[Saved entries]

---------------

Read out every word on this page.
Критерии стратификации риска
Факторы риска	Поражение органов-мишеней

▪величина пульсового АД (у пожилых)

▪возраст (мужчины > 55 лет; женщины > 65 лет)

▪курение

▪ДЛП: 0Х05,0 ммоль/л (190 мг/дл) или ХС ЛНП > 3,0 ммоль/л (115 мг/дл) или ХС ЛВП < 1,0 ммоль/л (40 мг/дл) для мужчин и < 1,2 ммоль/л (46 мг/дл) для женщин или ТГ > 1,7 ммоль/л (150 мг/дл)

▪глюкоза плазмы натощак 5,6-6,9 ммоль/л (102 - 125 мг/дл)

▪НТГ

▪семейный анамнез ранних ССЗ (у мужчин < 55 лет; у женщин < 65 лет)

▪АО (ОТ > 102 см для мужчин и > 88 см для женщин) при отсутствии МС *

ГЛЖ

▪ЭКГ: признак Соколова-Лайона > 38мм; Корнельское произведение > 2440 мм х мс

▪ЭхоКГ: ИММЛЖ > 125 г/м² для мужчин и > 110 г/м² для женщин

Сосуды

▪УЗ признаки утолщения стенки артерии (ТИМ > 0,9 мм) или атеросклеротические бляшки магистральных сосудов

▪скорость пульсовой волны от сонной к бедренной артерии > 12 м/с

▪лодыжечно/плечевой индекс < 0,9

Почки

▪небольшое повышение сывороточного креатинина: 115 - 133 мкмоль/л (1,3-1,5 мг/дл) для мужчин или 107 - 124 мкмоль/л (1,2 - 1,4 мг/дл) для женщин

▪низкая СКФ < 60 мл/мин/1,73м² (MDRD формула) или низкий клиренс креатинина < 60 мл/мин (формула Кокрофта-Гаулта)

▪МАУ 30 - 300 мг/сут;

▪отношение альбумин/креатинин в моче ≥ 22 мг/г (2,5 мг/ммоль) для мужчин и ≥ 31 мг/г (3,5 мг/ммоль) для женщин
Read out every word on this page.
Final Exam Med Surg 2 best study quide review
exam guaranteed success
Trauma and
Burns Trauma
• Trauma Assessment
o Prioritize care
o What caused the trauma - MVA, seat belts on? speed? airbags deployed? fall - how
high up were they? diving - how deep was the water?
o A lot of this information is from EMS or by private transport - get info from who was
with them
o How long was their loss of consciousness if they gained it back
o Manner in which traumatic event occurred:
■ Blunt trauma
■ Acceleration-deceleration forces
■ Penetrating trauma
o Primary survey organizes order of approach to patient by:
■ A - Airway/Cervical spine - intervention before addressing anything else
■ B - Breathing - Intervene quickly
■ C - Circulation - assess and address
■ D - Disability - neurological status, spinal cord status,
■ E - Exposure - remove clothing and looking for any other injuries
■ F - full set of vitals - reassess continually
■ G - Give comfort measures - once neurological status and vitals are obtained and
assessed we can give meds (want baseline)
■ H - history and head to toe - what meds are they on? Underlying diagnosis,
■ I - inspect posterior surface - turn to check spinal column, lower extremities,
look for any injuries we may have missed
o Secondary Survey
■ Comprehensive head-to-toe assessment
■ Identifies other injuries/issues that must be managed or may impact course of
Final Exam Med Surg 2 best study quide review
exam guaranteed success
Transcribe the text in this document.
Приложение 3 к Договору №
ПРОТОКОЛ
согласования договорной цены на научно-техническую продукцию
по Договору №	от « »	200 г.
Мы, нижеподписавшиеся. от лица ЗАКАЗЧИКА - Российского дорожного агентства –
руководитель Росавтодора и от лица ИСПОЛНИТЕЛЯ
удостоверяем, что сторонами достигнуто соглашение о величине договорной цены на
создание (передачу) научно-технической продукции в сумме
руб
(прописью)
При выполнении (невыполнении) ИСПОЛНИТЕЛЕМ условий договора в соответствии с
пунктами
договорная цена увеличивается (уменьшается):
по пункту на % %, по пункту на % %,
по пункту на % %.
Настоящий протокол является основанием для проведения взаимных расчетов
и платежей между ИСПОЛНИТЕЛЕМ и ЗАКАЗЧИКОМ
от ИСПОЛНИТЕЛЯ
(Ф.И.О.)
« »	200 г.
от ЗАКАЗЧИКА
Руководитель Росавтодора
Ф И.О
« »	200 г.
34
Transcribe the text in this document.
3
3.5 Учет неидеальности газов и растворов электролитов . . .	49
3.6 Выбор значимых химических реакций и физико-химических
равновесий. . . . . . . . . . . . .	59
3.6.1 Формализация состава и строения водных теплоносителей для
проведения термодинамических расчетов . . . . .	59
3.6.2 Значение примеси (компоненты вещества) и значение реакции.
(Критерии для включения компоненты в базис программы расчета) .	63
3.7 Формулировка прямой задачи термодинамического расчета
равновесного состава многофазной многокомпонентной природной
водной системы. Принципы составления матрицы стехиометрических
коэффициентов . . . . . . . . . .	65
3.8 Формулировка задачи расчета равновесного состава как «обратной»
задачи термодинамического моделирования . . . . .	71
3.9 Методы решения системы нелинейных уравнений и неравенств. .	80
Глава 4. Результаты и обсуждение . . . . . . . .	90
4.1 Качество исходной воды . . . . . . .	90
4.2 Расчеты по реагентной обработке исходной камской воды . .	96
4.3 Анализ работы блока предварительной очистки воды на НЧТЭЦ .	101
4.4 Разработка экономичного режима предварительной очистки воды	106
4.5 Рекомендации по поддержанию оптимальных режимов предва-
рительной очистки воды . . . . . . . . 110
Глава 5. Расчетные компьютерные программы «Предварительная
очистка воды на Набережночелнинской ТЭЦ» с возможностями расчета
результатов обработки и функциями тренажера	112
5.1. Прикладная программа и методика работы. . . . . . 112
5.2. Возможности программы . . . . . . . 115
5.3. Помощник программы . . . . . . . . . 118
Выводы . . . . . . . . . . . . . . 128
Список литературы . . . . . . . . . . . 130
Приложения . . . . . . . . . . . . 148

---------------

■ REQUIRED TASK ■
Copy all of the material word for word.

■ THE ANSWER ■
Read out every word on this page.
Критерии стратификации риска
Факторы риска	Поражение органов-мишеней

▪величина пульсового АД (у пожилых)

▪возраст (мужчины > 55 лет; женщины > 65 лет)

▪курение

▪ДЛП: 0Х05,0 ммоль/л (190 мг/дл) или ХС ЛНП > 3,0 ммоль/л (115 мг/дл) или ХС ЛВП < 1,0 ммоль/л (40 мг/дл) для мужчин и < 1,2 ммоль/л (46 мг/дл) для женщин или ТГ > 1,7 ммоль/л (150 мг/дл)

▪глюкоза плазмы натощак 5,6-6,9 ммоль/л (102 - 125 мг/дл)

▪НТГ

▪семейный анамнез ранних ССЗ (у мужчин < 55 лет; у женщин < 65 лет)

▪АО (ОТ > 102 см для мужчин и > 88 см для женщин) при отсутствии МС *

ГЛЖ

▪ЭКГ: признак Соколова-Лайона > 38мм; Корнельское произведение > 2440 мм х мс

▪ЭхоКГ: ИММЛЖ > 125 г/м² для мужчин и > 110 г/м² для женщин

Сосуды

▪УЗ признаки утолщения стенки артерии (ТИМ > 0,9 мм) или атеросклеротические бляшки магистральных сосудов

▪скорость пульсовой волны от сонной к бедренной артерии > 12 м/с

▪лодыжечно/плечевой индекс < 0,9

Почки

▪небольшое повышение сывороточного креатинина: 115 - 133 мкмоль/л (1,3-1,5 мг/дл) для мужчин или 107 - 124 мкмоль/л (1,2 - 1,4 мг/дл) для женщин

▪низкая СКФ < 60 мл/мин/1,73м² (MDRD формула) или низкий клиренс креатинина < 60 мл/мин (формула Кокрофта-Гаулта)

▪МАУ 30 - 300 мг/сут;

▪отношение альбумин/креатинин в моче ≥ 22 мг/г (2,5 мг/ммоль) для мужчин и ≥ 31 мг/г (3,5 мг/ммоль) для женщин
Read out every word on this page.
Final Exam Med Surg 2 best study quide review
exam guaranteed success
Trauma and
Burns Trauma
• Trauma Assessment
o Prioritize care
o What caused the trauma - MVA, seat belts on? speed? airbags deployed? fall - how
high up were they? diving - how deep was the water?
o A lot of this information is from EMS or by private transport - get info from who was
with them
o How long was their loss of consciousness if they gained it back
o Manner in which traumatic event occurred:
■ Blunt trauma
■ Acceleration-deceleration forces
■ Penetrating trauma
o Primary survey organizes order of approach to patient by:
■ A - Airway/Cervical spine - intervention before addressing anything else
■ B - Breathing - Intervene quickly
■ C - Circulation - assess and address
■ D - Disability - neurological status, spinal cord status,
■ E - Exposure - remove clothing and looking for any other injuries
■ F - full set of vitals - reassess continually
■ G - Give comfort measures - once neurological status and vitals are obtained and
assessed we can give meds (want baseline)
■ H - history and head to toe - what meds are they on? Underlying diagnosis,
■ I - inspect posterior surface - turn to check spinal column, lower extremities,
look for any injuries we may have missed
o Secondary Survey
■ Comprehensive head-to-toe assessment
■ Identifies other injuries/issues that must be managed or may impact course of
Final Exam Med Surg 2 best study quide review
exam guaranteed success
Transcribe the text in this document.
Приложение 3 к Договору №
ПРОТОКОЛ
согласования договорной цены на научно-техническую продукцию
по Договору №	от « »	200 г.
Мы, нижеподписавшиеся. от лица ЗАКАЗЧИКА - Российского дорожного агентства –
руководитель Росавтодора и от лица ИСПОЛНИТЕЛЯ
удостоверяем, что сторонами достигнуто соглашение о величине договорной цены на
создание (передачу) научно-технической продукции в сумме
руб
(прописью)
При выполнении (невыполнении) ИСПОЛНИТЕЛЕМ условий договора в соответствии с
пунктами
договорная цена увеличивается (уменьшается):
по пункту на % %, по пункту на % %,
по пункту на % %.
Настоящий протокол является основанием для проведения взаимных расчетов
и платежей между ИСПОЛНИТЕЛЕМ и ЗАКАЗЧИКОМ
от ИСПОЛНИТЕЛЯ
(Ф.И.О.)
« »	200 г.
от ЗАКАЗЧИКА
Руководитель Росавтодора
Ф И.О
« »	200 г.
34
Transcribe the text in this document.
3
3.5 Учет неидеальности газов и растворов электролитов . . .	49
3.6 Выбор значимых химических реакций и физико-химических
равновесий. . . . . . . . . . . . .	59
3.6.1 Формализация состава и строения водных теплоносителей для
проведения термодинамических расчетов . . . . .	59
3.6.2 Значение примеси (компоненты вещества) и значение реакции.
(Критерии для включения компоненты в базис программы расчета) .	63
3.7 Формулировка прямой задачи термодинамического расчета
равновесного состава многофазной многокомпонентной природной
водной системы. Принципы составления матрицы стехиометрических
коэффициентов . . . . . . . . . .	65
3.8 Формулировка задачи расчета равновесного состава как «обратной»
задачи термодинамического моделирования . . . . .	71
3.9 Методы решения системы нелинейных уравнений и неравенств. .	80
Глава 4. Результаты и обсуждение . . . . . . . .	90
4.1 Качество исходной воды . . . . . . .	90
4.2 Расчеты по реагентной обработке исходной камской воды . .	96
4.3 Анализ работы блока предварительной очистки воды на НЧТЭЦ .	101
4.4 Разработка экономичного режима предварительной очистки воды	106
4.5 Рекомендации по поддержанию оптимальных режимов предва-
рительной очистки воды . . . . . . . . 110
Глава 5. Расчетные компьютерные программы «Предварительная
очистка воды на Набережночелнинской ТЭЦ» с возможностями расчета
результатов обработки и функциями тренажера	112
5.1. Прикладная программа и методика работы. . . . . . 112
5.2. Возможности программы . . . . . . . 115
5.3. Помощник программы . . . . . . . . . 118
Выводы . . . . . . . . . . . . . . 128
Список литературы . . . . . . . . . . . 130
Приложения . . . . . . . . . . . . 148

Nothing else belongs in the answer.